#### [MATERIALS PROVIDED]
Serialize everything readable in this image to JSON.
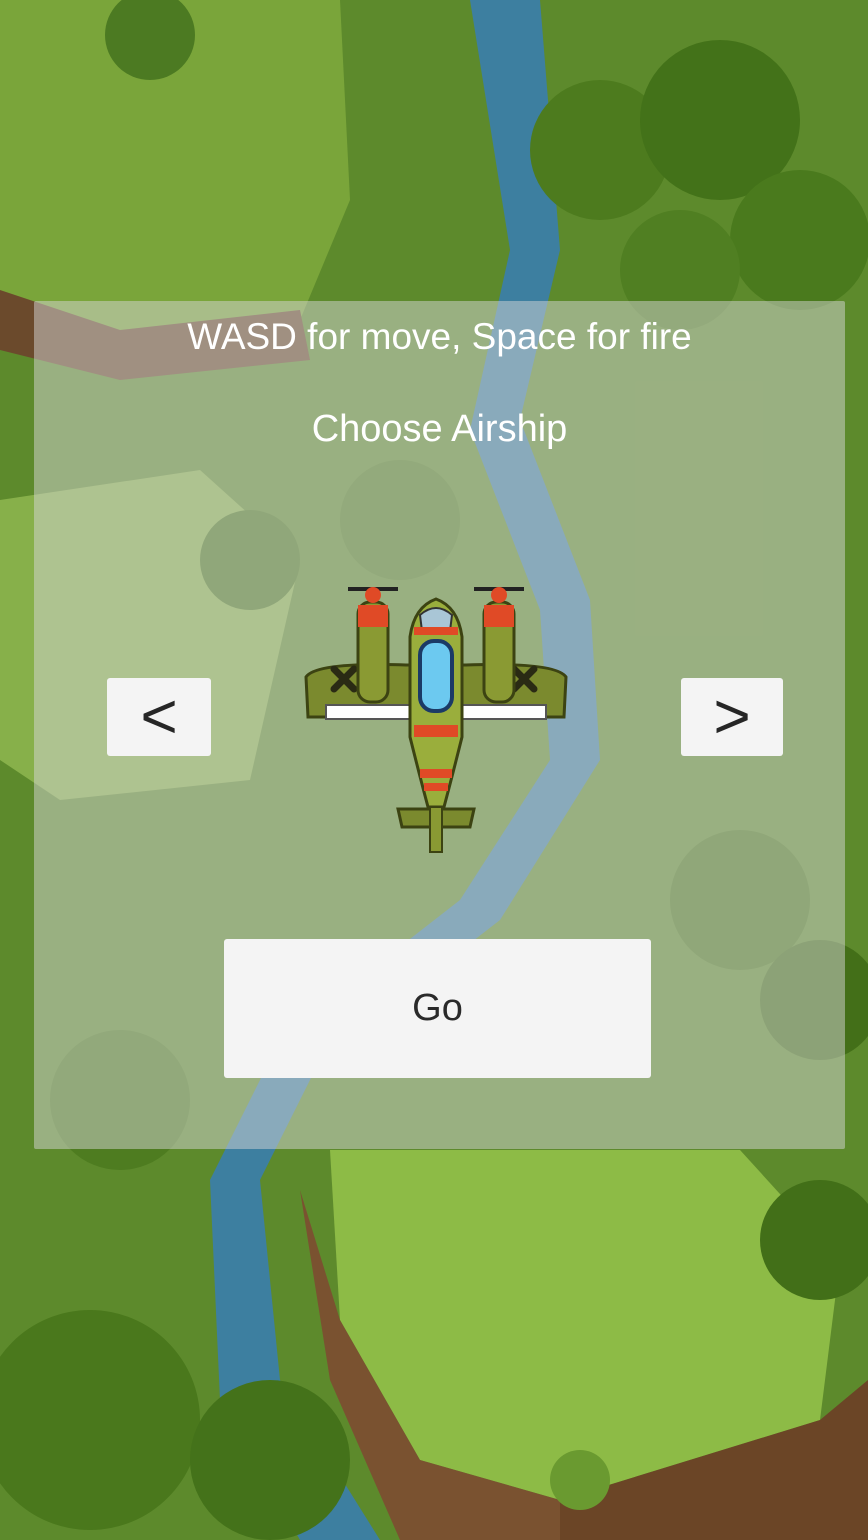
{
  "instructions": "WASD for move, Space for fire",
  "select_title": "Choose Airship",
  "prev_label": "<",
  "next_label": ">",
  "go_label": "Go",
  "airship_icon": "green-propeller-airship-icon",
  "colors": {
    "panel": "#d6d6d680",
    "button": "#f4f4f4",
    "button_text": "#262626",
    "title_text": "#ffffff"
  }
}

#### [TASK DETAILS]
Without the pictures, repeat all the records word for word.

#### [SOLUTION TO THIS EXERCISE]
Serialize everything readable in this image to JSON.
{
  "instructions": "WASD for move, Space for fire",
  "select_title": "Choose Airship",
  "prev_label": "<",
  "next_label": ">",
  "go_label": "Go",
  "airship_icon": "green-propeller-airship-icon",
  "colors": {
    "panel": "#d6d6d680",
    "button": "#f4f4f4",
    "button_text": "#262626",
    "title_text": "#ffffff"
  }
}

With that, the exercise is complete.